Short problem:
Reproduce every line of the records below verbatim.

Input:
§

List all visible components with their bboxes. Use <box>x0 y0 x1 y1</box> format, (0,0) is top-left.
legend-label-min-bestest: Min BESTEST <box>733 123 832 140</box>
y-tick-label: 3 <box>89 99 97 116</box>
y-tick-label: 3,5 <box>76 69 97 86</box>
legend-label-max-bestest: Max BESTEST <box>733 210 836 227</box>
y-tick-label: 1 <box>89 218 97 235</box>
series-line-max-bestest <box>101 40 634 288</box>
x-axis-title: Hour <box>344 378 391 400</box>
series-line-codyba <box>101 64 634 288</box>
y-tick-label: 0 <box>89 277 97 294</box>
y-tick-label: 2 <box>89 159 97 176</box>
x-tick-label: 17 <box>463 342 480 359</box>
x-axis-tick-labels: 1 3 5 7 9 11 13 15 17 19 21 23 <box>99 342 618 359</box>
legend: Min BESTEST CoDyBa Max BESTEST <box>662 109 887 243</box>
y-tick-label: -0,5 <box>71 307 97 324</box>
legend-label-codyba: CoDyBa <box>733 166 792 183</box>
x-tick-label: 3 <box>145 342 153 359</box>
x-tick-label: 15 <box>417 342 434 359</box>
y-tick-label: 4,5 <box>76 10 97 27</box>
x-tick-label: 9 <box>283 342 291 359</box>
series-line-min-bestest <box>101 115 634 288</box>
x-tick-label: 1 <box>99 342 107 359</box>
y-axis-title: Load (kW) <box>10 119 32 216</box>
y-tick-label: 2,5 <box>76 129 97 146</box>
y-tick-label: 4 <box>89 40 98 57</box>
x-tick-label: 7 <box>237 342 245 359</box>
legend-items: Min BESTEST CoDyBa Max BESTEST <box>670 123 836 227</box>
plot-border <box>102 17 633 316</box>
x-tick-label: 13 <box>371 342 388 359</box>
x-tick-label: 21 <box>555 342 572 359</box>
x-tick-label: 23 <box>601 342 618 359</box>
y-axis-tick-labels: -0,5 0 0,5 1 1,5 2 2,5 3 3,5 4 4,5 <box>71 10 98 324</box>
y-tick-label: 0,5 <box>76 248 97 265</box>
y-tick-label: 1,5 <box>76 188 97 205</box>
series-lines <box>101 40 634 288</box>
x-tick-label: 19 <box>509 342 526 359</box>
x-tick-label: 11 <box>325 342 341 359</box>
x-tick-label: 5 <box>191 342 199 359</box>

§

Solved problem:
List all visible components with their bboxes. Use <box>x0 y0 x1 y1</box> format, (0,0) is top-left.
legend-label-min-bestest: Min BESTEST <box>733 123 832 140</box>
y-tick-label: 3 <box>89 99 97 116</box>
y-tick-label: 3,5 <box>76 69 97 86</box>
legend-label-max-bestest: Max BESTEST <box>733 210 836 227</box>
y-tick-label: 1 <box>89 218 97 235</box>
series-line-max-bestest <box>101 40 634 288</box>
x-axis-title: Hour <box>344 378 391 400</box>
series-line-codyba <box>101 64 634 288</box>
y-tick-label: 0 <box>89 277 97 294</box>
y-tick-label: 2 <box>89 159 97 176</box>
x-tick-label: 17 <box>463 342 480 359</box>
x-axis-tick-labels: 1 3 5 7 9 11 13 15 17 19 21 23 <box>99 342 618 359</box>
legend: Min BESTEST CoDyBa Max BESTEST <box>662 109 887 243</box>
y-tick-label: -0,5 <box>71 307 97 324</box>
legend-label-codyba: CoDyBa <box>733 166 792 183</box>
x-tick-label: 3 <box>145 342 153 359</box>
x-tick-label: 15 <box>417 342 434 359</box>
y-tick-label: 4,5 <box>76 10 97 27</box>
x-tick-label: 9 <box>283 342 291 359</box>
series-line-min-bestest <box>101 115 634 288</box>
x-tick-label: 1 <box>99 342 107 359</box>
y-axis-title: Load (kW) <box>10 119 32 216</box>
y-tick-label: 2,5 <box>76 129 97 146</box>
y-tick-label: 4 <box>89 40 98 57</box>
x-tick-label: 7 <box>237 342 245 359</box>
legend-items: Min BESTEST CoDyBa Max BESTEST <box>670 123 836 227</box>
plot-border <box>102 17 633 316</box>
x-tick-label: 13 <box>371 342 388 359</box>
x-tick-label: 21 <box>555 342 572 359</box>
x-tick-label: 23 <box>601 342 618 359</box>
y-axis-tick-labels: -0,5 0 0,5 1 1,5 2 2,5 3 3,5 4 4,5 <box>71 10 98 324</box>
y-tick-label: 0,5 <box>76 248 97 265</box>
y-tick-label: 1,5 <box>76 188 97 205</box>
series-lines <box>101 40 634 288</box>
x-tick-label: 19 <box>509 342 526 359</box>
x-tick-label: 11 <box>325 342 341 359</box>
x-tick-label: 5 <box>191 342 199 359</box>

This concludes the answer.